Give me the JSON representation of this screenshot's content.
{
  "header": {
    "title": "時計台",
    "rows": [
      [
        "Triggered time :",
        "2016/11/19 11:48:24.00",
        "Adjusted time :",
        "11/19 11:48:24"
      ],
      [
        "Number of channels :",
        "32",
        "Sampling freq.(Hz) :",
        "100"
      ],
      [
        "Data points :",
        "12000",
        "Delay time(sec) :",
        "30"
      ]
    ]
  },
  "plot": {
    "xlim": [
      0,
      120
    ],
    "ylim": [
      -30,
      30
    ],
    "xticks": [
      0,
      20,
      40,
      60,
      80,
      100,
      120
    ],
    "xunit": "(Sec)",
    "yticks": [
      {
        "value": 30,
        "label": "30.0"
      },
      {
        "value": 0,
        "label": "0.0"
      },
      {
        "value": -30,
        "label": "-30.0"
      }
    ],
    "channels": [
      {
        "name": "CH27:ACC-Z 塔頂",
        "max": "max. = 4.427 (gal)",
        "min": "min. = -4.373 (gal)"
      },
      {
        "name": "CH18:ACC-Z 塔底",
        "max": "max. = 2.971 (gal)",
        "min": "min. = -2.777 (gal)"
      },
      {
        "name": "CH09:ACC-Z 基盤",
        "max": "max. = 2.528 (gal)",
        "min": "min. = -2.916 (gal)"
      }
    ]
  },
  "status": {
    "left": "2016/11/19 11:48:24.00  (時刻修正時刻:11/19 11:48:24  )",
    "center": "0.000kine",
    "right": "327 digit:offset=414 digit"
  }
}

+ + + +

◆ Job
Identify and list each line with the word "name".

◆ The answer
        "name": "CH27:ACC-Z 塔頂",
        "name": "CH18:ACC-Z 塔底",
        "name": "CH09:ACC-Z 基盤",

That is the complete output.